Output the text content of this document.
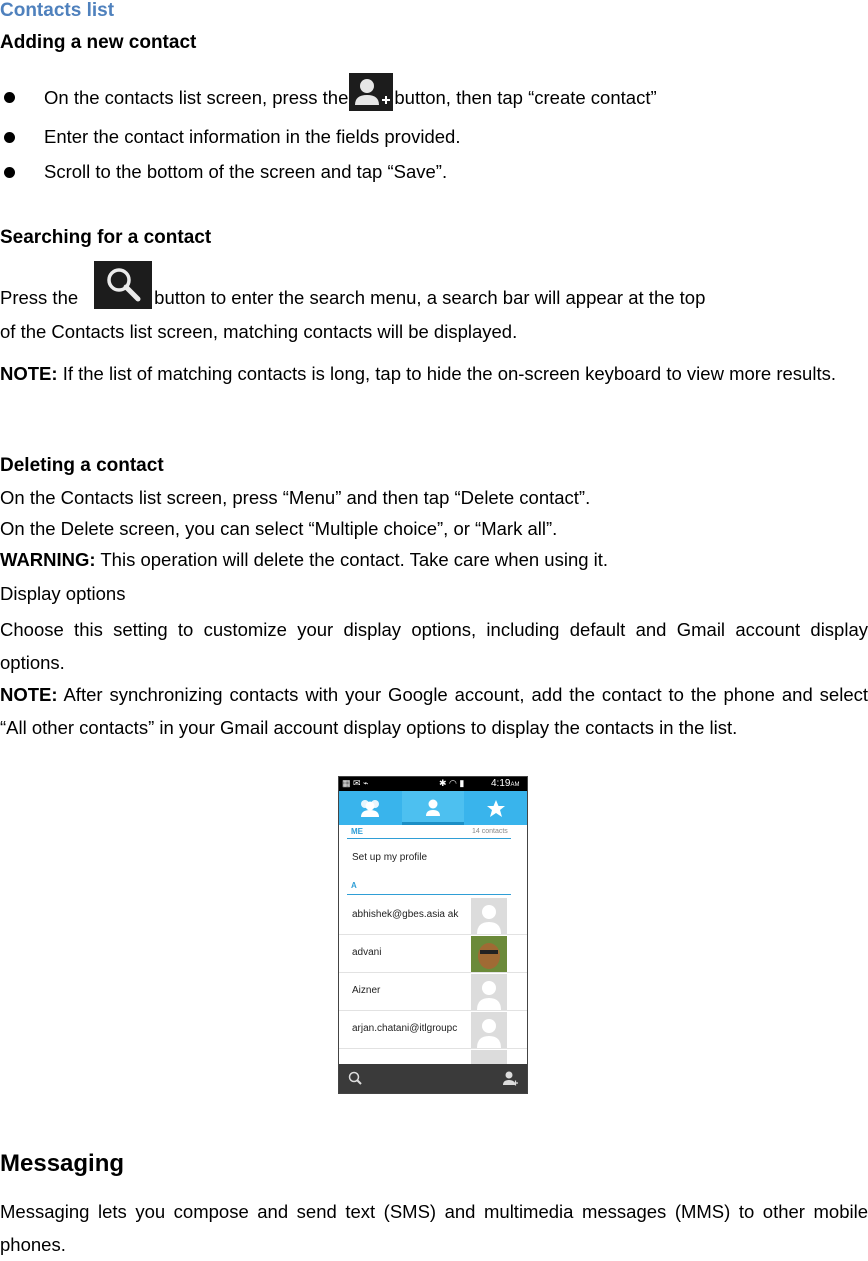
Contacts list
Adding a new contact
On the contacts list screen, press the button, then tap “create contact”
Enter the contact information in the fields provided.
Scroll to the bottom of the screen and tap “Save”.
Searching for a contact
Press the	button to enter the search menu, a search bar will appear at the top
of the Contacts list screen, matching contacts will be displayed.
NOTE: If the list of matching contacts is long, tap to hide the on-screen keyboard to view more results.
Deleting a contact
On the Contacts list screen, press “Menu” and then tap “Delete contact”.
On the Delete screen, you can select “Multiple choice”, or “Mark all”.
WARNING: This operation will delete the contact. Take care when using it.
Display options
Choose this setting to customize your display options, including default and Gmail account display options.
NOTE: After synchronizing contacts with your Google account, add the contact to the phone and select “All other contacts” in your Gmail account display options to display the contacts in the list.
▦ ✉ ⌁	✱ ◠ ▮	4:19AM
ME	14 contacts
Set up my profile
A
abhishek@gbes.asia ak
advani
Aizner
arjan.chatani@itlgroupc
Messaging
Messaging lets you compose and send text (SMS) and multimedia messages (MMS) to other mobile phones.
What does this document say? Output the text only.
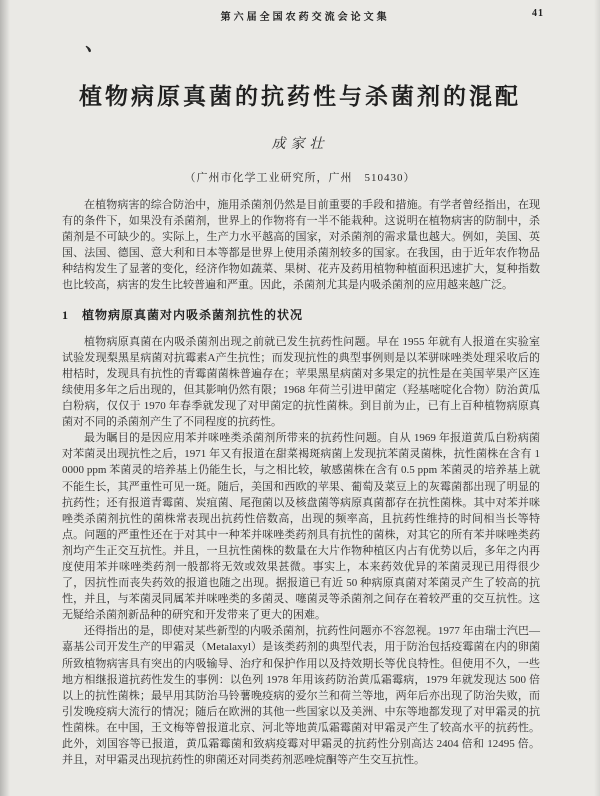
第六届全国农药交流会论文集	41
、
植物病原真菌的抗药性与杀菌剂的混配
成家壮
（广州市化学工业研究所，广州　510430）

在植物病害的综合防治中，施用杀菌剂仍然是目前重要的手段和措施。有学者曾经指出，在现有的条件下，如果没有杀菌剂，世界上的作物将有一半不能栽种。这说明在植物病害的防制中，杀菌剂是不可缺少的。实际上，生产力水平越高的国家，对杀菌剂的需求量也越大。例如，美国、英国、法国、德国、意大利和日本等都是世界上使用杀菌剂较多的国家。在我国，由于近年农作物品种结构发生了显著的变化，经济作物如蔬菜、果树、花卉及药用植物种植面积迅速扩大，复种指数也比较高，病害的发生比较普遍和严重。因此，杀菌剂尤其是内吸杀菌剂的应用越来越广泛。

1　植物病原真菌对内吸杀菌剂抗性的状况

植物病原真菌在内吸杀菌剂出现之前就已发生抗药性问题。早在 1955 年就有人报道在实验室试验发现梨黑星病菌对抗霉素A产生抗性；而发现抗性的典型事例则是以苯骈咪唑类处理采收后的柑桔时，发现具有抗性的青霉菌菌株普遍存在；苹果黑星病菌对多果定的抗性是在美国苹果产区连续使用多年之后出现的，但其影响仍然有限；1968 年荷兰引进甲菌定（羟基嘧啶化合物）防治黄瓜白粉病，仅仅于 1970 年春季就发现了对甲菌定的抗性菌株。到目前为止，已有上百种植物病原真菌对不同的杀菌剂产生了不同程度的抗药性。

最为瞩目的是因应用苯并咪唑类杀菌剂所带来的抗药性问题。自从 1969 年报道黄瓜白粉病菌对苯菌灵出现抗性之后，1971 年又有报道在甜菜褐斑病菌上发现抗苯菌灵菌株，抗性菌株在含有 10000 ppm 苯菌灵的培养基上仍能生长，与之相比较，敏感菌株在含有 0.5 ppm 苯菌灵的培养基上就不能生长，其严重性可见一斑。随后，美国和西欧的苹果、葡萄及菜豆上的灰霉菌都出现了明显的抗药性；还有报道青霉菌、炭疽菌、尾孢菌以及核盘菌等病原真菌都存在抗性菌株。其中对苯并咪唑类杀菌剂抗性的菌株常表现出抗药性倍数高，出现的频率高，且抗药性维持的时间相当长等特点。问题的严重性还在于对其中一种苯并咪唑类药剂具有抗性的菌株，对其它的所有苯并咪唑类药剂均产生正交互抗性。并且，一旦抗性菌株的数量在大片作物种植区内占有优势以后，多年之内再度使用苯并咪唑类药剂一般都将无效或效果甚微。事实上，本来药效优异的苯菌灵现已用得很少了，因抗性而丧失药效的报道也随之出现。据报道已有近 50 种病原真菌对苯菌灵产生了较高的抗性，并且，与苯菌灵同属苯并咪唑类的多菌灵、噻菌灵等杀菌剂之间存在着较严重的交互抗性。这无疑给杀菌剂新品种的研究和开发带来了更大的困难。

还得指出的是，即使对某些新型的内吸杀菌剂，抗药性问题亦不容忽视。1977 年由瑞士汽巴—嘉基公司开发生产的甲霜灵（Metalaxyl）是该类药剂的典型代表，用于防治包括疫霉菌在内的卵菌所致植物病害具有突出的内吸输导、治疗和保护作用以及持效期长等优良特性。但使用不久，一些地方相继报道抗药性发生的事例：以色列 1978 年用该药防治黄瓜霜霉病，1979 年就发现达 500 倍以上的抗性菌株；最早用其防治马铃薯晚疫病的爱尔兰和荷兰等地，两年后亦出现了防治失败，而引发晚疫病大流行的情况；随后在欧洲的其他一些国家以及美洲、中东等地都发现了对甲霜灵的抗性菌株。在中国，王文梅等曾报道北京、河北等地黄瓜霜霉菌对甲霜灵产生了较高水平的抗药性。此外，刘国容等已报道，黄瓜霜霉菌和致病疫霉对甲霜灵的抗药性分别高达 2404 倍和 12495 倍。并且，对甲霜灵出现抗药性的卵菌还对同类药剂恶唑烷酮等产生交互抗性。
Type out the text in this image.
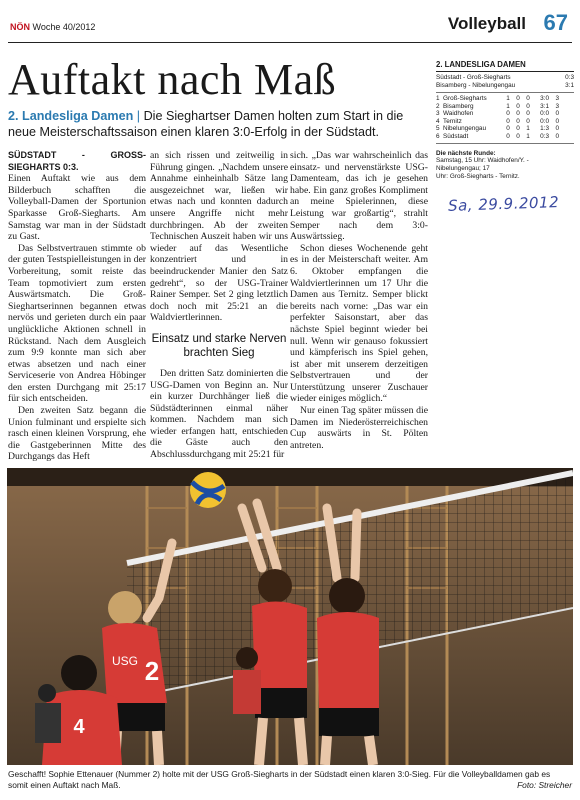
NÖN Woche 40/2012	Volleyball 67
Auftakt nach Maß
2. Landesliga Damen | Die Sieghartser Damen holten zum Start in die neue Meisterschaftssaison einen klaren 3:0-Erfolg in der Südstadt.

SÜDSTADT - GROSS-SIEGHARTS 0:3.

Einen Auftakt wie aus dem Bilderbuch schafften die Volleyball-Damen der Sportunion Sparkasse Groß-Siegharts. Am Samstag war man in der Südstadt zu Gast.

Das Selbstvertrauen stimmte ob der guten Testspielleistungen in der Vorbereitung, somit reiste das Team topmotiviert zum ersten Auswärtsmatch. Die Groß-Sieghartserinnen begannen etwas nervös und gerieten durch ein paar unglückliche Aktionen schnell in Rückstand. Nach dem Ausgleich zum 9:9 konnte man sich aber etwas absetzen und nach einer Serviceserie von Andrea Höbinger den ersten Durchgang mit 25:17 für sich entscheiden.

Den zweiten Satz begann die Union fulminant und erspielte sich rasch einen kleinen Vorsprung, ehe die Gastgeberinnen Mitte des Durchgangs das Heft

an sich rissen und zeitweilig in Führung gingen. „Nachdem unsere Annahme einheinhalb Sätze lang ausgezeichnet war, ließen wir etwas nach und konnten dadurch unsere Angriffe nicht mehr durchbringen. Ab der zweiten Technischen Auszeit haben wir uns wieder auf das Wesentliche konzentriert und in beeindruckender Manier den Satz gedreht“, so der USG-Trainer Rainer Semper. Set 2 ging letztlich doch noch mit 25:21 an die Waldviertlerinnen.

Einsatz und starke Nerven brachten Sieg

Den dritten Satz dominierten die USG-Damen von Beginn an. Nur ein kurzer Durchhänger ließ die Südstädterinnen einmal näher kommen. Nachdem man sich wieder erfangen hatt, entschieden die Gäste auch den Abschlussdurchgang mit 25:21 für

sich. „Das war wahrscheinlich das einsatz- und nervenstärkste USG-Damenteam, das ich je gesehen habe. Ein ganz großes Kompliment an meine Spielerinnen, diese Leistung war großartig“, strahlt Semper nach dem 3:0-Auswärtssieg.

Schon dieses Wochenende geht es in der Meisterschaft weiter. Am 6. Oktober empfangen die Waldviertlerinnen um 17 Uhr die Damen aus Ternitz. Semper blickt bereits nach vorne: „Das war ein perfekter Saisonstart, aber das nächste Spiel beginnt wieder bei null. Wenn wir genauso fokussiert und kämpferisch ins Spiel gehen, ist aber mit unserem derzeitigen Selbstvertrauen und der Unterstützung unserer Zuschauer wieder einiges möglich.“

Nur einen Tag später müssen die Damen im Niederösterreichischen Cup auswärts in St. Pölten antreten.

2. LANDESLIGA DAMEN
Südstadt - Groß-Siegharts	0:3
Bisamberg - Nibelungengau	3:1
1 Groß-Siegharts	1	0	0	3:0	3
2 Bisamberg	1	0	0	3:1	3
3 Waidhofen	0	0	0	0:0	0
4 Ternitz	0	0	0	0:0	0
5 Nibelungengau	0	0	1	1:3	0
6 Südstadt	0	0	1	0:3	0
Die nächste Runde:
Samstag, 15 Uhr: Waidhofen/Y. - Nibelungengau; 17
Uhr: Groß-Siegharts - Ternitz.
Sa, 29.9.2012
USG 2
4
Geschafft! Sophie Ettenauer (Nummer 2) holte mit der USG Groß-Siegharts in der Südstadt einen klaren 3:0-Sieg. Für die Volleyballdamen gab es somit einen Auftakt nach Maß.	Foto: Streicher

════════

Problem statement:
Reply with one number only: how many lines of the listing hold "Auftakt"?

Output of the task:
3